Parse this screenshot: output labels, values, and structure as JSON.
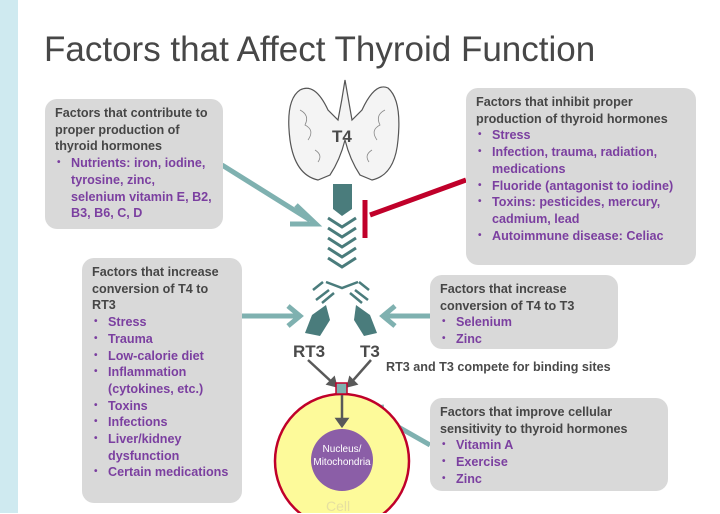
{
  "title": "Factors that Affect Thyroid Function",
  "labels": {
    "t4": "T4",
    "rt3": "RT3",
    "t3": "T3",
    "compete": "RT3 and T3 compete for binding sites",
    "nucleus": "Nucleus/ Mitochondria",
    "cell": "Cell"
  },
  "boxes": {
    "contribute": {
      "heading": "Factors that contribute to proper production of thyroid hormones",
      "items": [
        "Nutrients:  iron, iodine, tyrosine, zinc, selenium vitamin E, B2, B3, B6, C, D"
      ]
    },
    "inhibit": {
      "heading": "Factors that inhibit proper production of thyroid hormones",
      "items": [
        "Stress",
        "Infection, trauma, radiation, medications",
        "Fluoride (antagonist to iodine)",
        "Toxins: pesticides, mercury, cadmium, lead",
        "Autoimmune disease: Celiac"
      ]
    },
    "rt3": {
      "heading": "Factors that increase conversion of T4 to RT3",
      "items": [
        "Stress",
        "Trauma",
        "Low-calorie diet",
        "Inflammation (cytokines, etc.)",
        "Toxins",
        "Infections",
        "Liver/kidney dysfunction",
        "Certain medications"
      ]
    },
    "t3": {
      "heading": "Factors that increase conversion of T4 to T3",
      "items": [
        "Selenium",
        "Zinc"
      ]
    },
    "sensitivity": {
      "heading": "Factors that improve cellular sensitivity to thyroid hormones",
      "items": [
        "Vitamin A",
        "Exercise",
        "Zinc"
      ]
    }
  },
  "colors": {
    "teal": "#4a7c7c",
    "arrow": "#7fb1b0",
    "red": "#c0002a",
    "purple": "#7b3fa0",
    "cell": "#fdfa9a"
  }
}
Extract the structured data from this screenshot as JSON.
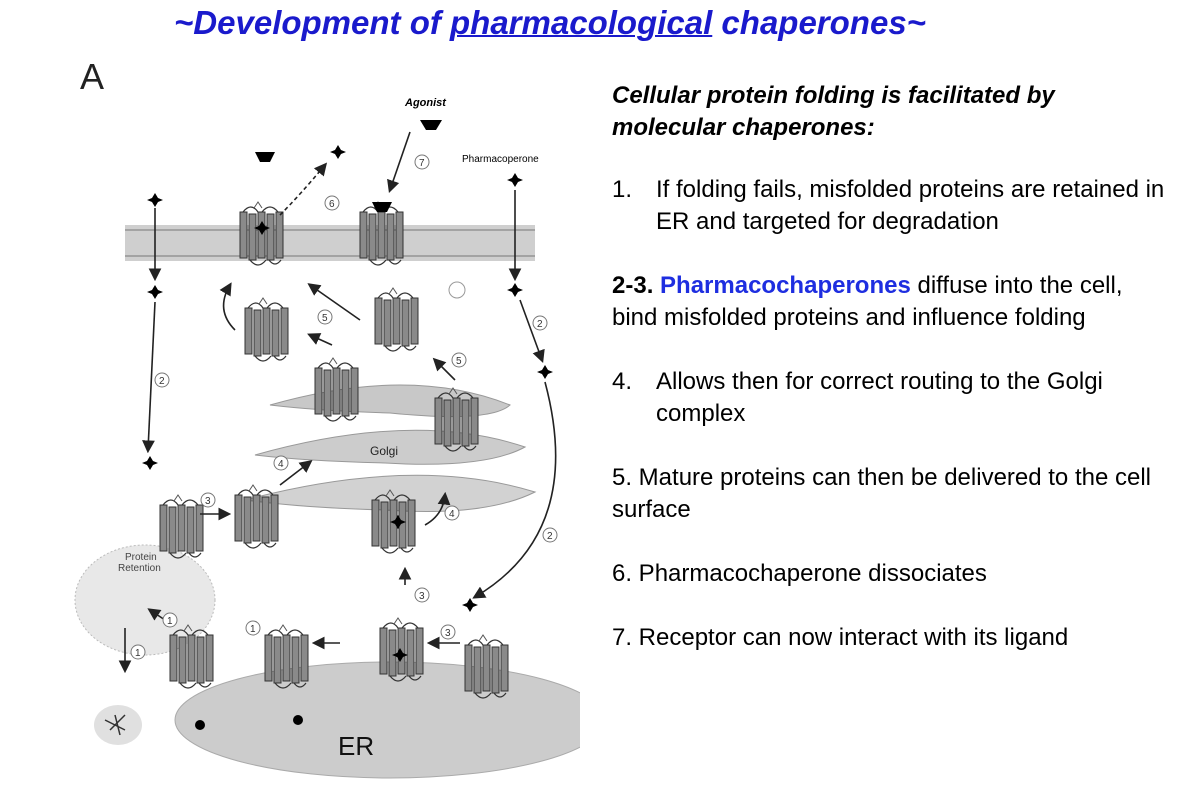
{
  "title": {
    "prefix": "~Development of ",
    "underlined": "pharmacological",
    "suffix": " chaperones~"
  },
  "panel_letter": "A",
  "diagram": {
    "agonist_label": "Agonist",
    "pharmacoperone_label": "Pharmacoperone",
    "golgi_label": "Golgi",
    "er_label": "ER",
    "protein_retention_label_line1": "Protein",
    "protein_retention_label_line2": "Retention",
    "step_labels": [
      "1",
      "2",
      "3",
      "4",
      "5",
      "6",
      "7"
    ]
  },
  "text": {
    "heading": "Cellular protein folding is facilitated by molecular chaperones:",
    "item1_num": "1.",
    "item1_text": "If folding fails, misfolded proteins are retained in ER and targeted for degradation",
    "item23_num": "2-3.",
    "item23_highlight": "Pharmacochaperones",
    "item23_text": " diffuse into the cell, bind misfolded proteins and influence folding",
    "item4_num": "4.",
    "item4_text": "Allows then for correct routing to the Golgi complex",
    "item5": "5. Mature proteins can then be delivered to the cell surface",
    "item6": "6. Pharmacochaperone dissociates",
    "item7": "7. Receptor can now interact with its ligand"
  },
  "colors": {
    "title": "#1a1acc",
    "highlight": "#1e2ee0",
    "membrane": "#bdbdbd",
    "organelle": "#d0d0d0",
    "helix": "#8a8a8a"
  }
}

.....

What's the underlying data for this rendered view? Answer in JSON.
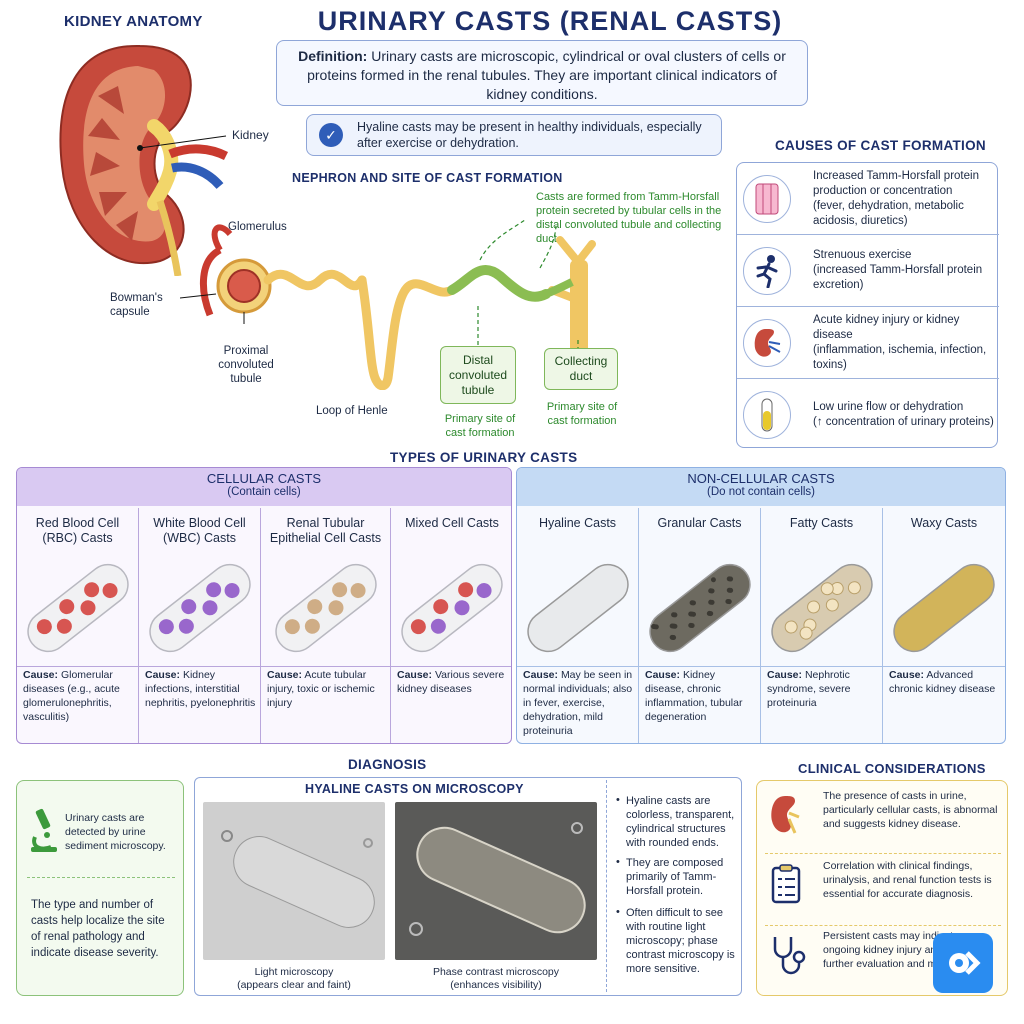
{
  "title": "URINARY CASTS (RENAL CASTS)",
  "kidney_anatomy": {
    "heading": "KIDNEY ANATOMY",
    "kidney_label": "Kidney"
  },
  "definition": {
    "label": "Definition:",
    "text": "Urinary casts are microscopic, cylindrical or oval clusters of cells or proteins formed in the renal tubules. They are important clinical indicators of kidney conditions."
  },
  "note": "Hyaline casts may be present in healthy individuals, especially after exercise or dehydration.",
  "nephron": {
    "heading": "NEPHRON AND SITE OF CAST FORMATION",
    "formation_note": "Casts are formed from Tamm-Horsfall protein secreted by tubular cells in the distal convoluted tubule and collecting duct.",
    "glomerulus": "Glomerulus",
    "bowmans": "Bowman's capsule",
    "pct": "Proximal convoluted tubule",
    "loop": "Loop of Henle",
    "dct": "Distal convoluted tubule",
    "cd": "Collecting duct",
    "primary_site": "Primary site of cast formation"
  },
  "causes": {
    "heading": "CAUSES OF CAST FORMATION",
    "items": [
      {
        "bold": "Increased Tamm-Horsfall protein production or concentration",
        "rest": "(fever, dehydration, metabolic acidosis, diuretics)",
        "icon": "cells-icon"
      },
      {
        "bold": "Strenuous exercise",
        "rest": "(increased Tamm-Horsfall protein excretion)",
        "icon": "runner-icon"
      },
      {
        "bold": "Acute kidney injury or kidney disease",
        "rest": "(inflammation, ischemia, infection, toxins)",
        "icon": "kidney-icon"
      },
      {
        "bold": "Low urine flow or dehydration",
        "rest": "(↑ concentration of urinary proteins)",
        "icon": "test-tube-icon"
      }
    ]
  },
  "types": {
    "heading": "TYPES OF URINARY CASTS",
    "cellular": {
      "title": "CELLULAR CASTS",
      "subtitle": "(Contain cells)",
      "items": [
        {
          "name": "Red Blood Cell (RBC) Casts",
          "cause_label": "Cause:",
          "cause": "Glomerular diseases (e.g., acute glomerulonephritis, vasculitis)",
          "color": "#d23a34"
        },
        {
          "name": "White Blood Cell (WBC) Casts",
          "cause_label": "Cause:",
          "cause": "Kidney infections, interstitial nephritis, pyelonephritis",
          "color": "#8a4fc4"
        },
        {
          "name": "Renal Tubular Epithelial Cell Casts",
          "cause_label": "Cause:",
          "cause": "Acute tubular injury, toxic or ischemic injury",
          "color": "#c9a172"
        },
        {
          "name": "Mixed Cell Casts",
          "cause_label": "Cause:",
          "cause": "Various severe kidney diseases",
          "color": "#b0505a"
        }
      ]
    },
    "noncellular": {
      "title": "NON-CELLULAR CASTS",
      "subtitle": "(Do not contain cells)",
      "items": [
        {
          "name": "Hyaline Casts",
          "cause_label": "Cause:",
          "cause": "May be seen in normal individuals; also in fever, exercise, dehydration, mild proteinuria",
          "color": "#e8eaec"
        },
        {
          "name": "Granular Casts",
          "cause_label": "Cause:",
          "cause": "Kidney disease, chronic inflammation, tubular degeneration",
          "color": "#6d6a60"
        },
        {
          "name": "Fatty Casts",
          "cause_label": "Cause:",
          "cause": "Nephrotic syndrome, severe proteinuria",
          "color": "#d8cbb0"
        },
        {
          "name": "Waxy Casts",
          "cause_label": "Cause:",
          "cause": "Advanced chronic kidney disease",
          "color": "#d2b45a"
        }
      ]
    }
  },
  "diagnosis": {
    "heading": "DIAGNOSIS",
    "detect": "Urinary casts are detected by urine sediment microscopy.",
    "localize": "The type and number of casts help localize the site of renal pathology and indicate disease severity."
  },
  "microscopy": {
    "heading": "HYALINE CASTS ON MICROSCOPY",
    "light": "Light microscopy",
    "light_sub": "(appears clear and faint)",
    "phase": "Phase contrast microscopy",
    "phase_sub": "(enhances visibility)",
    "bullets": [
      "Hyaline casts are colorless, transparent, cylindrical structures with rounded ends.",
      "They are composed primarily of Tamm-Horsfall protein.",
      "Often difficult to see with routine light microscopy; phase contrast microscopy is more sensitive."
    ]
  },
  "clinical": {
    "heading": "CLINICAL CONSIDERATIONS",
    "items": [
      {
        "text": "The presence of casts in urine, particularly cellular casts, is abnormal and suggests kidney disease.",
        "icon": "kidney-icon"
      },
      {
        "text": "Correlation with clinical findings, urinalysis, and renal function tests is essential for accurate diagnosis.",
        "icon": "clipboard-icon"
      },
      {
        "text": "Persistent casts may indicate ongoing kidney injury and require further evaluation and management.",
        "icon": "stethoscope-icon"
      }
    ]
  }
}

.....

▸ What to work on
Only the lines above that hold "folding" are wanted. Show every one of them.

▸ Solution for this exercise
    "heading": "Cellular protein folding is facilitated by molecular chaperones:",
    "item1_text": "If folding fails, misfolded proteins are retained in ER and targeted for degradation",
    "item23_text": " diffuse into the cell, bind misfolded proteins and influence folding",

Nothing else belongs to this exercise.